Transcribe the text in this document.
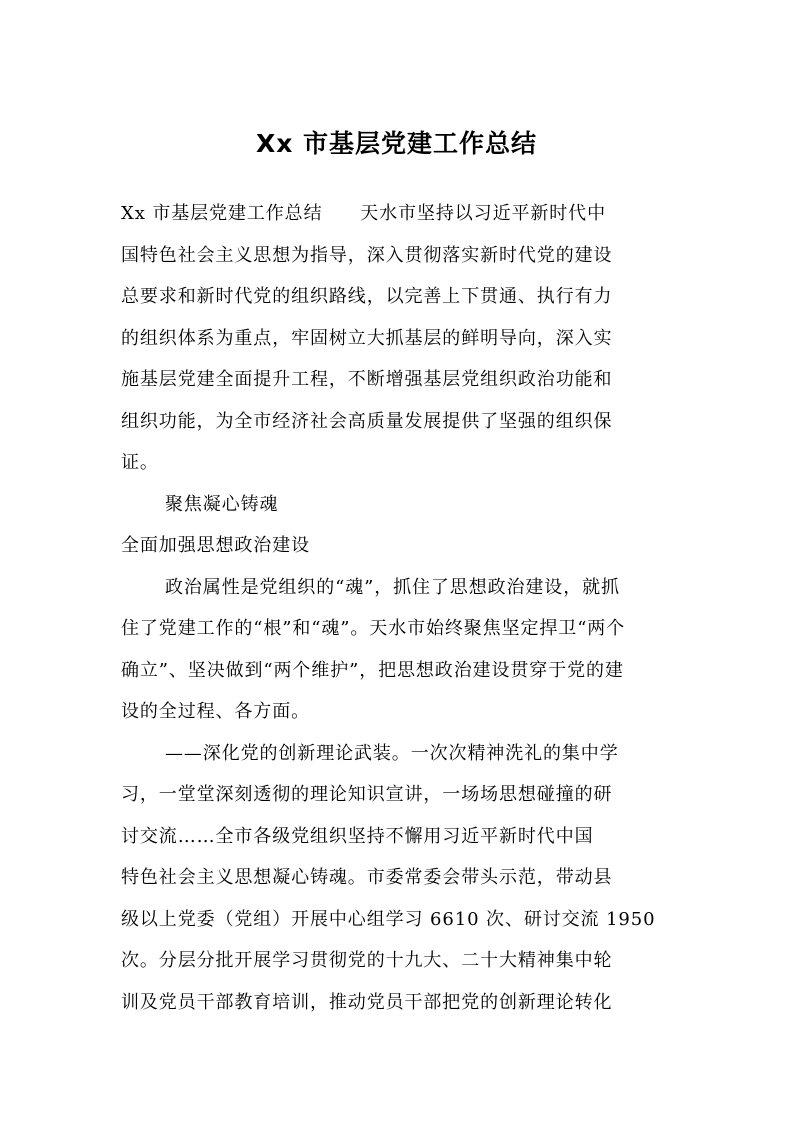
Xx 市基层党建工作总结
Xx 市基层党建工作总结　　天水市坚持以习近平新时代中
国特色社会主义思想为指导，深入贯彻落实新时代党的建设
总要求和新时代党的组织路线，以完善上下贯通、执行有力
的组织体系为重点，牢固树立大抓基层的鲜明导向，深入实
施基层党建全面提升工程，不断增强基层党组织政治功能和
组织功能，为全市经济社会高质量发展提供了坚强的组织保
证。
聚焦凝心铸魂
全面加强思想政治建设
政治属性是党组织的“魂”，抓住了思想政治建设，就抓
住了党建工作的“根”和“魂”。天水市始终聚焦坚定捍卫“两个
确立”、坚决做到“两个维护”，把思想政治建设贯穿于党的建
设的全过程、各方面。
——深化党的创新理论武装。一次次精神洗礼的集中学
习，一堂堂深刻透彻的理论知识宣讲，一场场思想碰撞的研
讨交流……全市各级党组织坚持不懈用习近平新时代中国
特色社会主义思想凝心铸魂。市委常委会带头示范，带动县
级以上党委（党组）开展中心组学习 6610 次、研讨交流 1950
次。分层分批开展学习贯彻党的十九大、二十大精神集中轮
训及党员干部教育培训，推动党员干部把党的创新理论转化
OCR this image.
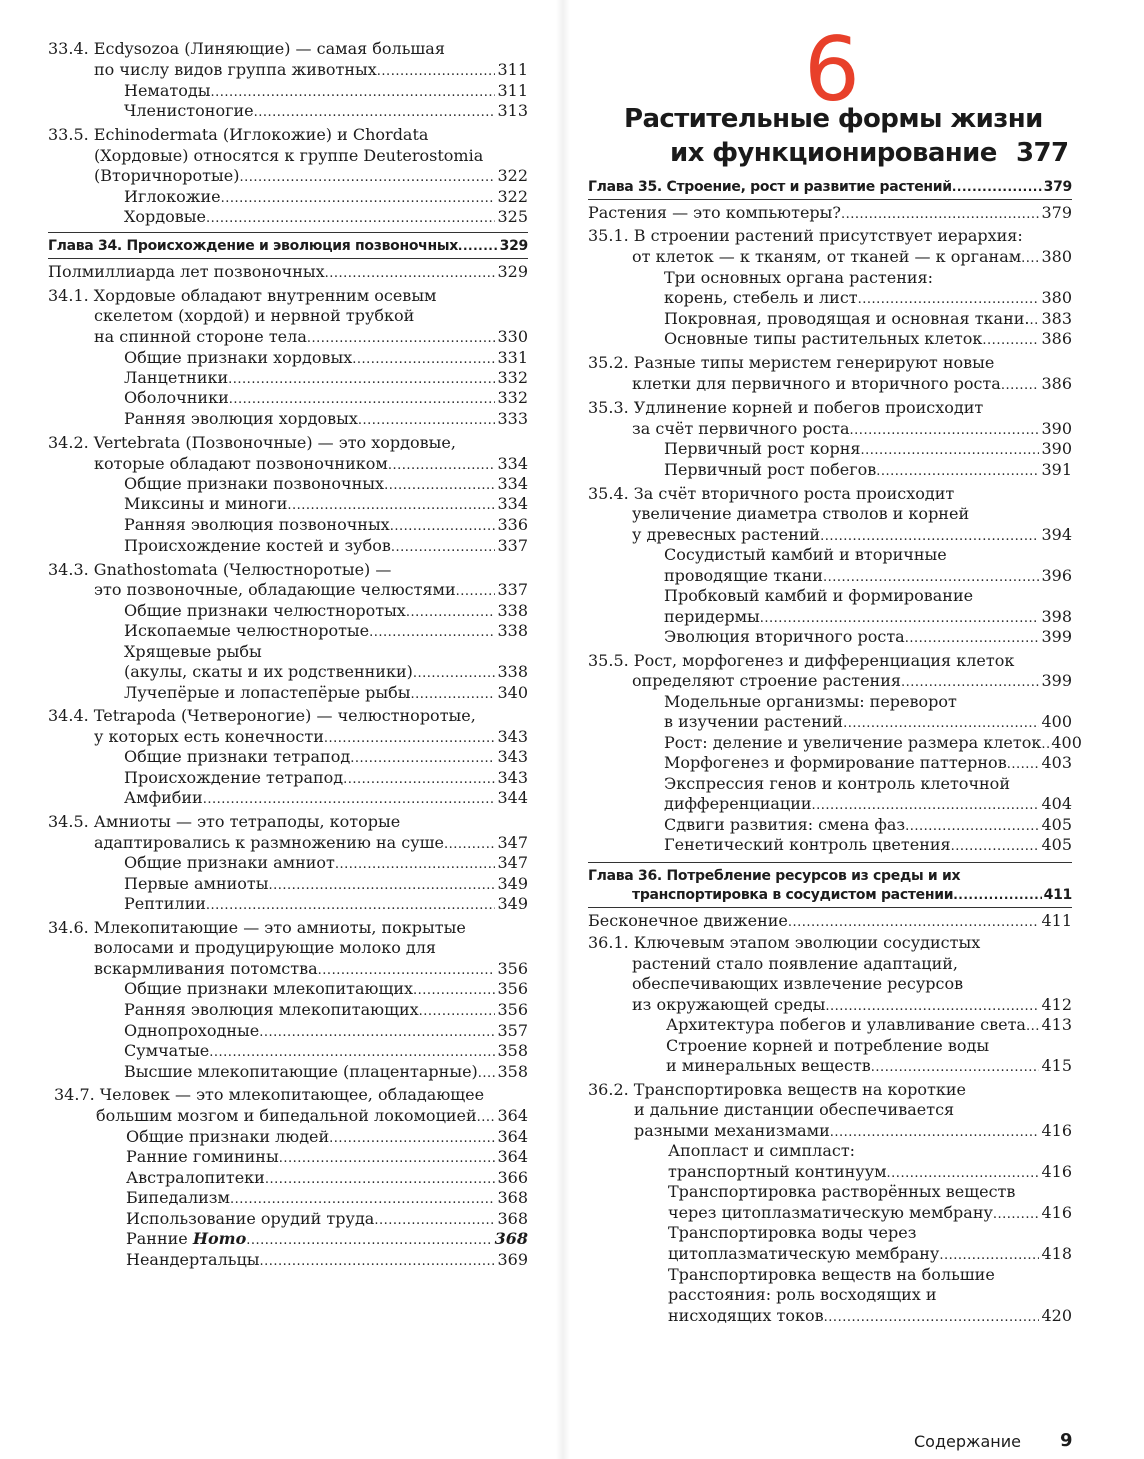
33.4. Ecdysozoa (Линяющие) — самая большая
по числу видов группа животных .....	311
Нематоды .....	311
Членистоногие .....	313
33.5. Echinodermata (Иглокожие) и Chordata
(Хордовые) относятся к группе Deuterostomia
(Вторичноротые) .....	322
Иглокожие .....	322
Хордовые .....	325
Глава 34. Происхождение и эволюция позвоночных .....	329
Полмиллиарда лет позвоночных .....	329
34.1. Хордовые обладают внутренним осевым
скелетом (хордой) и нервной трубкой
на спинной стороне тела .....	330
Общие признаки хордовых .....	331
Ланцетники .....	332
Оболочники .....	332
Ранняя эволюция хордовых .....	333
34.2. Vertebrata (Позвоночные) — это хордовые,
которые обладают позвоночником .....	334
Общие признаки позвоночных .....	334
Миксины и миноги .....	334
Ранняя эволюция позвоночных .....	336
Происхождение костей и зубов .....	337
34.3. Gnathostomata (Челюстноротые) —
это позвоночные, обладающие челюстями .....	337
Общие признаки челюстноротых .....	338
Ископаемые челюстноротые .....	338
Хрящевые рыбы
(акулы, скаты и их родственники) .....	338
Лучепёрые и лопастепёрые рыбы .....	340
34.4. Tetrapoda (Четвероногие) — челюстноротые,
у которых есть конечности .....	343
Общие признаки тетрапод .....	343
Происхождение тетрапод .....	343
Амфибии .....	344
34.5. Амниоты — это тетраподы, которые
адаптировались к размножению на суше .....	347
Общие признаки амниот .....	347
Первые амниоты .....	349
Рептилии .....	349
34.6. Млекопитающие — это амниоты, покрытые
волосами и продуцирующие молоко для
вскармливания потомства .....	356
Общие признаки млекопитающих .....	356
Ранняя эволюция млекопитающих .....	356
Однопроходные .....	357
Сумчатые .....	358
Высшие млекопитающие (плацентарные) ..... 358
34.7. Человек — это млекопитающее, обладающее
большим мозгом и бипедальной локомоцией ..... 364
Общие признаки людей .....	364
Ранние гоминины .....	364
Австралопитеки .....	366
Бипедализм .....	368
Использование орудий труда .....	368
Ранние
Homo .....	368
Неандертальцы .....	369
6
Растительные формы жизни
их функционирование 377
Глава 35. Строение, рост и развитие растений .....	379
Растения — это компьютеры? .....	379
35.1. В строении растений присутствует иерархия:
от клеток — к тканям, от тканей — к органам ..... 380
Три основных органа растения:
корень, стебель и лист .....	380
Покровная, проводящая и основная ткани. ..... 383
Основные типы растительных клеток .....	386
35.2. Разные типы меристем генерируют новые
клетки для первичного и вторичного роста .....	386
35.3. Удлинение корней и побегов происходит
за счёт первичного роста .....	390
Первичный рост корня .....	390
Первичный рост побегов .....	391
35.4. За счёт вторичного роста происходит
увеличение диаметра стволов и корней
у древесных растений .....	394
Сосудистый камбий и вторичные
проводящие ткани .....	396
Пробковый камбий и формирование
перидермы .....	398
Эволюция вторичного роста .....	399
35.5. Рост, морфогенез и дифференциация клеток
определяют строение растения .....	399
Модельные организмы: переворот
в изучении растений .....	400
Рост: деление и увеличение размера клеток ..... 400
Морфогенез и формирование паттернов ..... 403
Экспрессия генов и контроль клеточной
дифференциации .....	404
Сдвиги развития: смена фаз .....	405
Генетический контроль цветения .....	405
Глава 36. Потребление ресурсов из среды и их
транспортировка в сосудистом растении .....	411
Бесконечное движение .....	411
36.1. Ключевым этапом эволюции сосудистых
растений стало появление адаптаций,
обеспечивающих извлечение ресурсов
из окружающей среды .....	412
Архитектура побегов и улавливание света ..... 413
Строение корней и потребление воды
и минеральных веществ .....	415
36.2. Транспортировка веществ на короткие
и дальние дистанции обеспечивается
разными механизмами .....	416
Апопласт и симпласт:
транспортный континуум .....	416
Транспортировка растворённых веществ
через цитоплазматическую мембрану .....	416
Транспортировка воды через
цитоплазматическую мембрану .....	418
Транспортировка веществ на большие
расстояния: роль восходящих и
нисходящих токов .....	420
Содержание 9
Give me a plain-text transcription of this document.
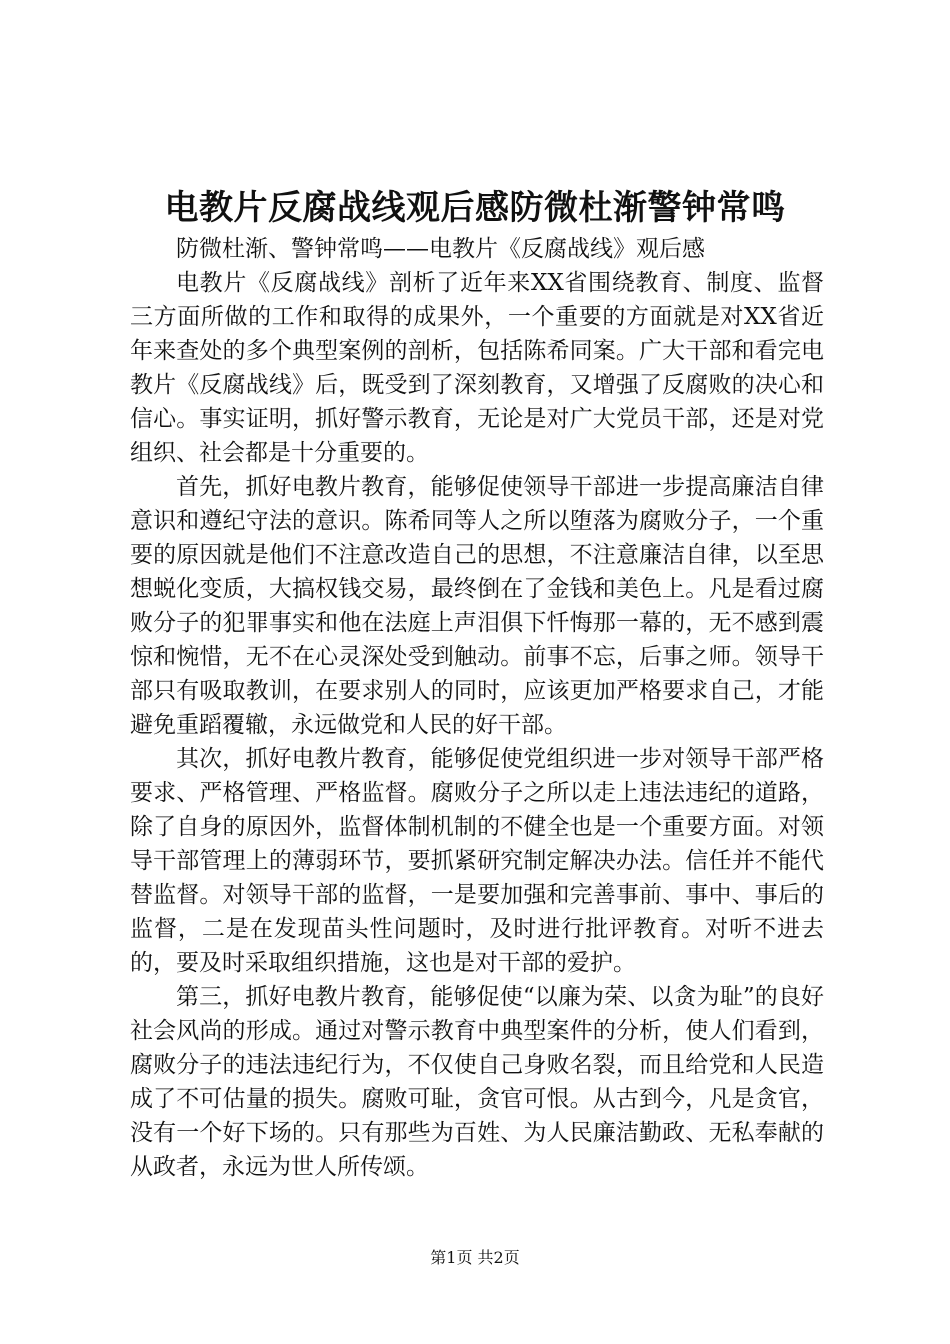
电教片反腐战线观后感防微杜渐警钟常鸣

防微杜渐、警钟常鸣——电教片《反腐战线》观后感

电教片《反腐战线》剖析了近年来XX省围绕教育、制度、监督三方面所做的工作和取得的成果外，一个重要的方面就是对XX省近年来查处的多个典型案例的剖析，包括陈希同案。广大干部和看完电教片《反腐战线》后，既受到了深刻教育，又增强了反腐败的决心和信心。事实证明，抓好警示教育，无论是对广大党员干部，还是对党组织、社会都是十分重要的。

首先，抓好电教片教育，能够促使领导干部进一步提高廉洁自律意识和遵纪守法的意识。陈希同等人之所以堕落为腐败分子，一个重要的原因就是他们不注意改造自己的思想，不注意廉洁自律，以至思想蜕化变质，大搞权钱交易，最终倒在了金钱和美色上。凡是看过腐败分子的犯罪事实和他在法庭上声泪俱下忏悔那一幕的，无不感到震惊和惋惜，无不在心灵深处受到触动。前事不忘，后事之师。领导干部只有吸取教训，在要求别人的同时，应该更加严格要求自己，才能避免重蹈覆辙，永远做党和人民的好干部。

其次，抓好电教片教育，能够促使党组织进一步对领导干部严格要求、严格管理、严格监督。腐败分子之所以走上违法违纪的道路，除了自身的原因外，监督体制机制的不健全也是一个重要方面。对领导干部管理上的薄弱环节，要抓紧研究制定解决办法。信任并不能代替监督。对领导干部的监督，一是要加强和完善事前、事中、事后的监督，二是在发现苗头性问题时，及时进行批评教育。对听不进去的，要及时采取组织措施，这也是对干部的爱护。

第三，抓好电教片教育，能够促使“以廉为荣、以贪为耻”的良好社会风尚的形成。通过对警示教育中典型案件的分析，使人们看到，腐败分子的违法违纪行为，不仅使自己身败名裂，而且给党和人民造成了不可估量的损失。腐败可耻，贪官可恨。从古到今，凡是贪官，没有一个好下场的。只有那些为百姓、为人民廉洁勤政、无私奉献的从政者，永远为世人所传颂。

第1页 共2页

**TASK**
Go through the data above and find the lines with the word "формирование". Copy each of those lines.

**FULL SOLUTION**
Пробковый камбий и формирование
Морфогенез и формирование паттернов ..... 403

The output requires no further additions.